_THE PROBLEM_
Reproduce the lines of the Box coordinate listings from the line with "- legend-label: T2: [1056, 542, 1098, 609]" to the line with "- y-right-tick-label: 1.08: [1332, 187, 1420, 243]", including both of those lines.

Box coordinate listings
□ □ □

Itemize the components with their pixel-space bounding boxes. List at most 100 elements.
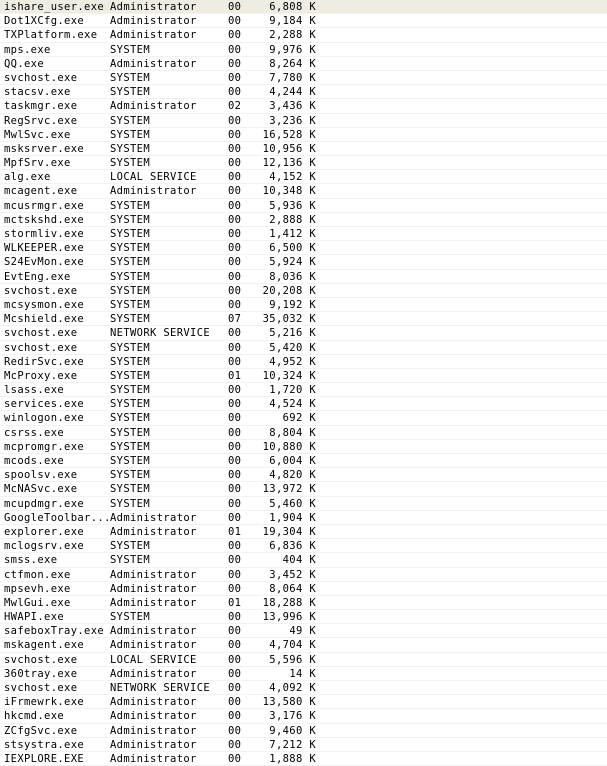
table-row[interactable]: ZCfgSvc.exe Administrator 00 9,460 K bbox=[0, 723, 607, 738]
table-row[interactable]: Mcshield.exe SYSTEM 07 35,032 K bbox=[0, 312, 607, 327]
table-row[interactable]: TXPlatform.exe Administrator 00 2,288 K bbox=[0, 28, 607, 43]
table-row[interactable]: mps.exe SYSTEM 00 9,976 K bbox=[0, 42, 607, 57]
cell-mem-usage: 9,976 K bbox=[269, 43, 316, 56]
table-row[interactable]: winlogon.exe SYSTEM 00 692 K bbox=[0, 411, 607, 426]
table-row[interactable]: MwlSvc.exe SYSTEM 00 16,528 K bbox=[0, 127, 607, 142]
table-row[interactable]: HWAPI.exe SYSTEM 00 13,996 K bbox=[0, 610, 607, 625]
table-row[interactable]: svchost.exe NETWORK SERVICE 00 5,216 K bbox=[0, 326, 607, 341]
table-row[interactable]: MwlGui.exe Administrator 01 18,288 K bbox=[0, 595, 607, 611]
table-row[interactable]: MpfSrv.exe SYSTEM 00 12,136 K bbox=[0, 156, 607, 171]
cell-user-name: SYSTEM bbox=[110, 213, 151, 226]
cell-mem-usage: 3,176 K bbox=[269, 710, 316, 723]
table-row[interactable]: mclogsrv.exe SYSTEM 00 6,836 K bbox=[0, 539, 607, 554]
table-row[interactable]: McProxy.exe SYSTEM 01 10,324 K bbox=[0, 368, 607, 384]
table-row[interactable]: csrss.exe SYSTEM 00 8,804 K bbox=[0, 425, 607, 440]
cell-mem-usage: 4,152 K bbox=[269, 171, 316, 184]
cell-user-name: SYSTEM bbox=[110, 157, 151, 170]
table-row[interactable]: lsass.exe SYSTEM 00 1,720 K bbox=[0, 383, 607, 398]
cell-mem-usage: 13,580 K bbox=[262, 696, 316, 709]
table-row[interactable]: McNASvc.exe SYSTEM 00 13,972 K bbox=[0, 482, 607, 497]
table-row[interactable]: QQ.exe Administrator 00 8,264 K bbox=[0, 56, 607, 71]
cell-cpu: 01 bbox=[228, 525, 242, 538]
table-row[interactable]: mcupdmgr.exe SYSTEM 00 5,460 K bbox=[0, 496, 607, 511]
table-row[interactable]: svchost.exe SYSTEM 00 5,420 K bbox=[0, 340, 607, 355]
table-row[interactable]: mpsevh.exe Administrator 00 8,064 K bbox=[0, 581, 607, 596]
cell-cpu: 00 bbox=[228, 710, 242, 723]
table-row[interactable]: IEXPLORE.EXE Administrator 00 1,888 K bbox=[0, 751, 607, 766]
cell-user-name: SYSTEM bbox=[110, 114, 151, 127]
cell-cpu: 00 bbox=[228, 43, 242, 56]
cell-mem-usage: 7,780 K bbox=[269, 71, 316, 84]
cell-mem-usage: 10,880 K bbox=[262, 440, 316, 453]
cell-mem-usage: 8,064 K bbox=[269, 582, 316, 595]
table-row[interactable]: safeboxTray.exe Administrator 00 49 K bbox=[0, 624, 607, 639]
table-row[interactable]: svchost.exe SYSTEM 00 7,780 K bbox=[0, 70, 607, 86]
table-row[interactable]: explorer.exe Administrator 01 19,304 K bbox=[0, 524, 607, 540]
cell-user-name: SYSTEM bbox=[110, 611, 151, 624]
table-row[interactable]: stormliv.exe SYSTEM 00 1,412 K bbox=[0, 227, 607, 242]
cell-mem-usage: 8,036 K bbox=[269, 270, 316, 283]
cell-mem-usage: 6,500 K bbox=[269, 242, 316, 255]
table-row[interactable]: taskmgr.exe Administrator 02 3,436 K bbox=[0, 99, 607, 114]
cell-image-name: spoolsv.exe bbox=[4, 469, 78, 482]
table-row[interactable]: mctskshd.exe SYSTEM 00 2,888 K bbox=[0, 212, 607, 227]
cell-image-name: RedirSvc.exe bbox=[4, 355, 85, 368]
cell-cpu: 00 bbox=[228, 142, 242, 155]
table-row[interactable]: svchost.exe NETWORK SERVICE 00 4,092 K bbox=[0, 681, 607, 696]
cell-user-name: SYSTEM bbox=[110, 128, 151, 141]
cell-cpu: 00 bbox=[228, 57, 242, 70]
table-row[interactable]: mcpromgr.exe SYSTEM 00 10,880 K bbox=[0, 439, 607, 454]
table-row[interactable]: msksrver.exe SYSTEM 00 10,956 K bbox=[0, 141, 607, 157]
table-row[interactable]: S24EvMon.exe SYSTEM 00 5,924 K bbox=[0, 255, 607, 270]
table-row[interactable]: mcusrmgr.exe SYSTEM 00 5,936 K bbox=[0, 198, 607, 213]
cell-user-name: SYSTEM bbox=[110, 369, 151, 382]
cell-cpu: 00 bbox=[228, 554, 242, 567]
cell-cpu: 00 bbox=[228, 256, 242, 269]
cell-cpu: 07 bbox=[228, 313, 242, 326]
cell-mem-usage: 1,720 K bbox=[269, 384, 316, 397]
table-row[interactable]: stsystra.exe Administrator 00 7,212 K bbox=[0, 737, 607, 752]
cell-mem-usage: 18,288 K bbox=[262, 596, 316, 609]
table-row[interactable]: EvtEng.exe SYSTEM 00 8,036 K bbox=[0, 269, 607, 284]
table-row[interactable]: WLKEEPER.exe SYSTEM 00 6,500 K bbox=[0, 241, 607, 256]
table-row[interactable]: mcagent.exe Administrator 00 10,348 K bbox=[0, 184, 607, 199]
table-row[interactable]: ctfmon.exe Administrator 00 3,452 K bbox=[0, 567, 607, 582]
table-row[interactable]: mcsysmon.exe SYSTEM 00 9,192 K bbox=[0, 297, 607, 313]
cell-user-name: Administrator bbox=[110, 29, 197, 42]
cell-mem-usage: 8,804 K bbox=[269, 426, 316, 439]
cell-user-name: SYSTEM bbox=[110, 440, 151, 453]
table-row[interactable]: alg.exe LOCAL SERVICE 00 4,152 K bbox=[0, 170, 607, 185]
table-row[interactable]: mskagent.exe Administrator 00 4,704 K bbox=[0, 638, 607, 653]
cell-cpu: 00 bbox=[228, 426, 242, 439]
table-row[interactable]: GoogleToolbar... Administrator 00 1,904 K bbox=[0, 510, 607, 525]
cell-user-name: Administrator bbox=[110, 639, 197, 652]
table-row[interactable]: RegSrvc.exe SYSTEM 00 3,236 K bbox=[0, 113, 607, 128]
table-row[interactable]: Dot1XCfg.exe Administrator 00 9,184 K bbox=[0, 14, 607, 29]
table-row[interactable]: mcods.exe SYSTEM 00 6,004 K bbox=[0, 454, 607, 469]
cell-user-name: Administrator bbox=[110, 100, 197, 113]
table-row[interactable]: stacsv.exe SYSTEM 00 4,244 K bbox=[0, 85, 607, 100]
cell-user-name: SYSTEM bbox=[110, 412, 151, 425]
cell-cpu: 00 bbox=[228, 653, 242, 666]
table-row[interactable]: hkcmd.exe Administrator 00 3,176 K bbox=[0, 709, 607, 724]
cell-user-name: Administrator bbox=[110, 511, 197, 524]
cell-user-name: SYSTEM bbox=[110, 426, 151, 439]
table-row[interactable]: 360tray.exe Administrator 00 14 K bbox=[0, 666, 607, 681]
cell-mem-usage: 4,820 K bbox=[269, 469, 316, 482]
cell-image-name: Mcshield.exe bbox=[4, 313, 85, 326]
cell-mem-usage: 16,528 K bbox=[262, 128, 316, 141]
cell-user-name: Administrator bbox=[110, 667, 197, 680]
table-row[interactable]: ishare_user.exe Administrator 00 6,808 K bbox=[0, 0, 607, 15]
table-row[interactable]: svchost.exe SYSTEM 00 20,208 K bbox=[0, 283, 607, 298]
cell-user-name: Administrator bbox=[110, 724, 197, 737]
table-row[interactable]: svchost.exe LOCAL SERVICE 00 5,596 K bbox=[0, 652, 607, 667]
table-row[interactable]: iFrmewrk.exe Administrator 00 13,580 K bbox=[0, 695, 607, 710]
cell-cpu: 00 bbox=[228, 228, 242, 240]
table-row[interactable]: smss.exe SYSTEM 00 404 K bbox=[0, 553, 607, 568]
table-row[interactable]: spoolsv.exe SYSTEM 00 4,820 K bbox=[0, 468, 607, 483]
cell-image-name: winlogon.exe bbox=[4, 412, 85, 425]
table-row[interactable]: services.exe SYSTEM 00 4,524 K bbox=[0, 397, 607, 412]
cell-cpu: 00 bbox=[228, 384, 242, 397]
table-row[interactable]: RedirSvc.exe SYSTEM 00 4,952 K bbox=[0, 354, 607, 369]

□ □ □

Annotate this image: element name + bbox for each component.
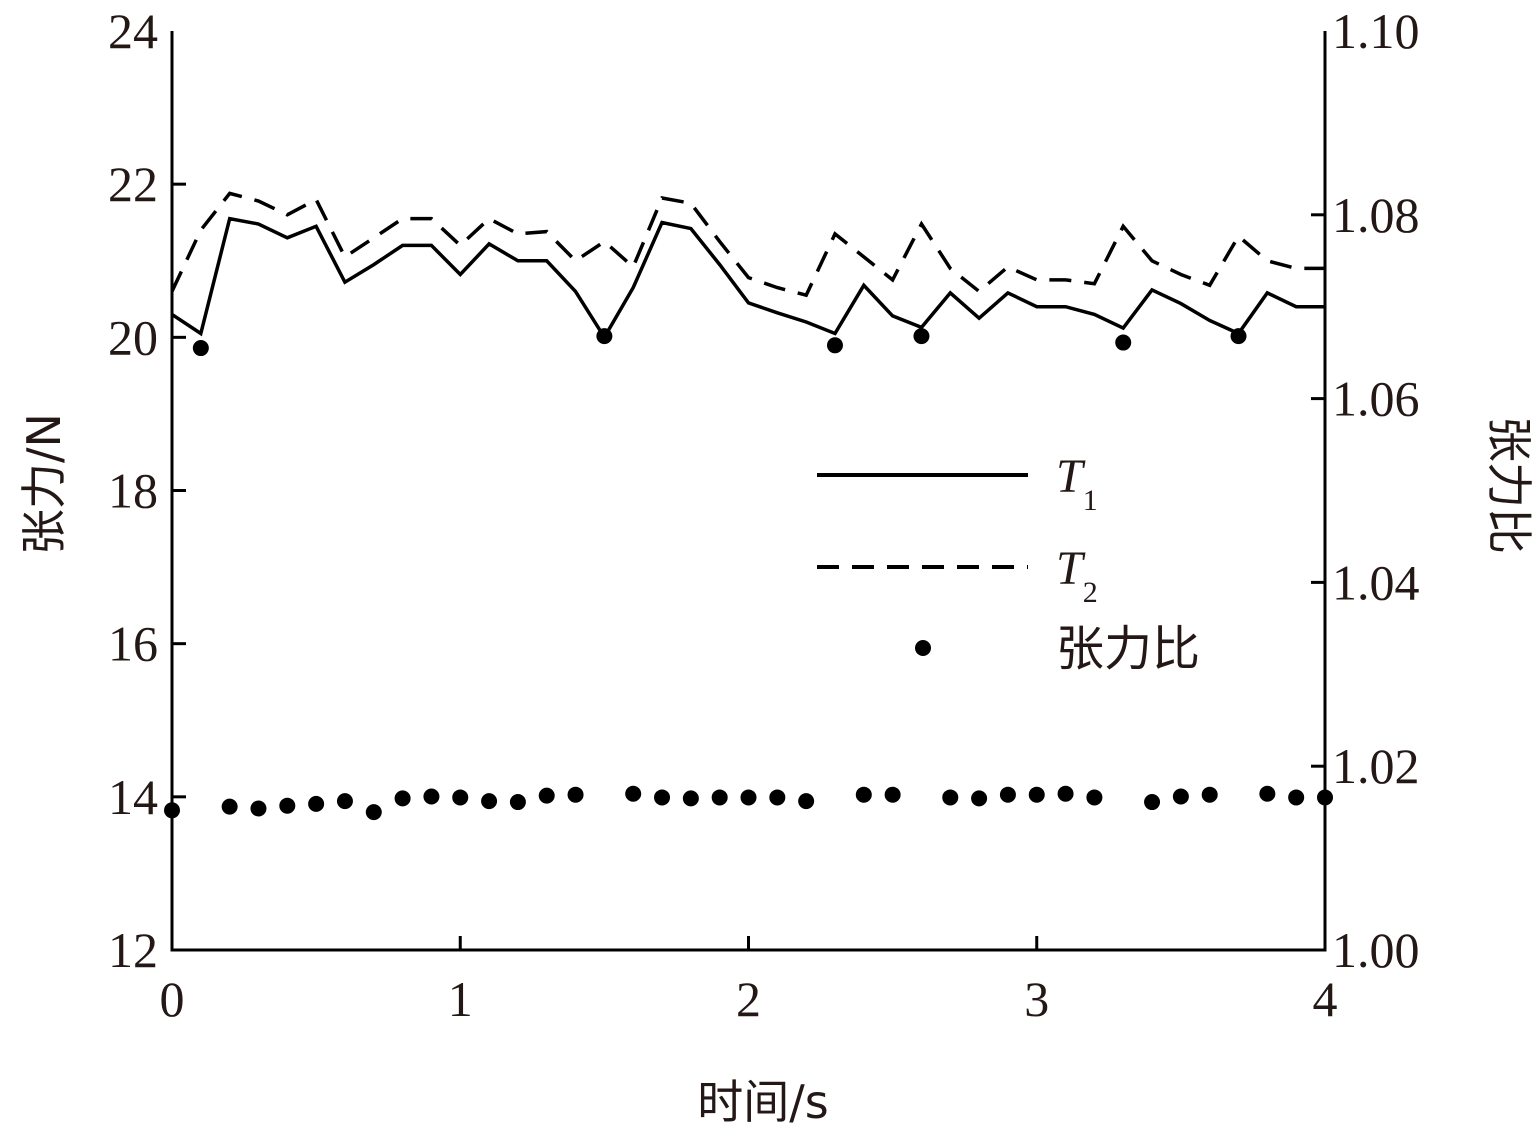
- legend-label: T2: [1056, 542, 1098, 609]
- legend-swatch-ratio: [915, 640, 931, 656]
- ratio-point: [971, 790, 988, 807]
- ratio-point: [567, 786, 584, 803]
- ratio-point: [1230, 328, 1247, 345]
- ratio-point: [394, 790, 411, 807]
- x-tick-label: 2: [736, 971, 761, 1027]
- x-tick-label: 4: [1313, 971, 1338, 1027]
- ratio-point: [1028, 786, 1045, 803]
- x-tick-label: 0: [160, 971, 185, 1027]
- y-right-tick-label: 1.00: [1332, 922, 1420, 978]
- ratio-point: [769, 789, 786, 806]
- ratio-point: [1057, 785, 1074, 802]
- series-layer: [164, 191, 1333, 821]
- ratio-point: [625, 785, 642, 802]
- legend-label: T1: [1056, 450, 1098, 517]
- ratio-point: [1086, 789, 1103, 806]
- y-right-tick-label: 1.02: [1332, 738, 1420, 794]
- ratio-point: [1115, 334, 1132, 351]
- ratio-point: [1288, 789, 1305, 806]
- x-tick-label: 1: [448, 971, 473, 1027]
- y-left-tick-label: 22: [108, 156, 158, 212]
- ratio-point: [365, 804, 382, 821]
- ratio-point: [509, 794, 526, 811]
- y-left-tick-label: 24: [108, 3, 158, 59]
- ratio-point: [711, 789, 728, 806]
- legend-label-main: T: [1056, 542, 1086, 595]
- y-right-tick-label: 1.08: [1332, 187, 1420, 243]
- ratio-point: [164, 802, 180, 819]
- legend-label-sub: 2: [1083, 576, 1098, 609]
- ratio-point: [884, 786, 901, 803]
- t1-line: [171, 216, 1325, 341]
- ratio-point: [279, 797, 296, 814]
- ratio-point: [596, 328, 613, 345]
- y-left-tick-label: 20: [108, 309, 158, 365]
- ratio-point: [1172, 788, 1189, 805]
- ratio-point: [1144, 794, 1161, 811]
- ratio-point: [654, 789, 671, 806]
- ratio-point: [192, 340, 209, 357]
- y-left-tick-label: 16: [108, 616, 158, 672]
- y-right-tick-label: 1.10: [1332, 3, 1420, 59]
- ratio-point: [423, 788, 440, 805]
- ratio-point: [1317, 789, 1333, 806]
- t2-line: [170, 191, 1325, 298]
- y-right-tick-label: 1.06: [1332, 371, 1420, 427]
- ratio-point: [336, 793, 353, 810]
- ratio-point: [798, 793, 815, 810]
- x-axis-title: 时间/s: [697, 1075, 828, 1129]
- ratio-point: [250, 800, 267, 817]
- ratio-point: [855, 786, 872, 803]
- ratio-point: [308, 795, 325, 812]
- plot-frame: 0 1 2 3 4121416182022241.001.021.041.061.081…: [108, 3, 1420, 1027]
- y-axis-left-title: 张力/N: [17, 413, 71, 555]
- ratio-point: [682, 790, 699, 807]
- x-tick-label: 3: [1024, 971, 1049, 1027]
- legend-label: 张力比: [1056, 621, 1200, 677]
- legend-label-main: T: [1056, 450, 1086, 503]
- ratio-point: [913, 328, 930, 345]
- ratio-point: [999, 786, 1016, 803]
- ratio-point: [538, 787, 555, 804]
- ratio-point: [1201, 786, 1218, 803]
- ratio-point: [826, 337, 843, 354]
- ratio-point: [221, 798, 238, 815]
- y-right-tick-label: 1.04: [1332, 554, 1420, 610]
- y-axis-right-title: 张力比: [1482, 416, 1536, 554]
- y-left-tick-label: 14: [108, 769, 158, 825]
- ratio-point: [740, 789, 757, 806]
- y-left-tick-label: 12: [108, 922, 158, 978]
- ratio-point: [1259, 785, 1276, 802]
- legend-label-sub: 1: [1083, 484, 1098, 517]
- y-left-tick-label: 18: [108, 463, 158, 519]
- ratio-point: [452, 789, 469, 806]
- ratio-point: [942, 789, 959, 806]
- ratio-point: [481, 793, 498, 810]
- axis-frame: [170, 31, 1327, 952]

□ □ □

_SOLUTION TO THE EXERCISE_
- legend-label: T2: [1056, 542, 1098, 609]
- legend-swatch-ratio: [915, 640, 931, 656]
- ratio-point: [971, 790, 988, 807]
- ratio-point: [567, 786, 584, 803]
- ratio-point: [1230, 328, 1247, 345]
- ratio-point: [394, 790, 411, 807]
- x-tick-label: 2: [736, 971, 761, 1027]
- x-tick-label: 4: [1313, 971, 1338, 1027]
- ratio-point: [1028, 786, 1045, 803]
- x-tick-label: 0: [160, 971, 185, 1027]
- y-right-tick-label: 1.00: [1332, 922, 1420, 978]
- ratio-point: [769, 789, 786, 806]
- ratio-point: [1057, 785, 1074, 802]
- series-layer: [164, 191, 1333, 821]
- ratio-point: [625, 785, 642, 802]
- legend-label: T1: [1056, 450, 1098, 517]
- ratio-point: [1086, 789, 1103, 806]
- y-right-tick-label: 1.02: [1332, 738, 1420, 794]
- ratio-point: [1115, 334, 1132, 351]
- ratio-point: [1288, 789, 1305, 806]
- x-tick-label: 1: [448, 971, 473, 1027]
- y-left-tick-label: 22: [108, 156, 158, 212]
- ratio-point: [365, 804, 382, 821]
- ratio-point: [509, 794, 526, 811]
- y-left-tick-label: 24: [108, 3, 158, 59]
- ratio-point: [711, 789, 728, 806]
- legend-label-main: T: [1056, 542, 1086, 595]
- y-right-tick-label: 1.08: [1332, 187, 1420, 243]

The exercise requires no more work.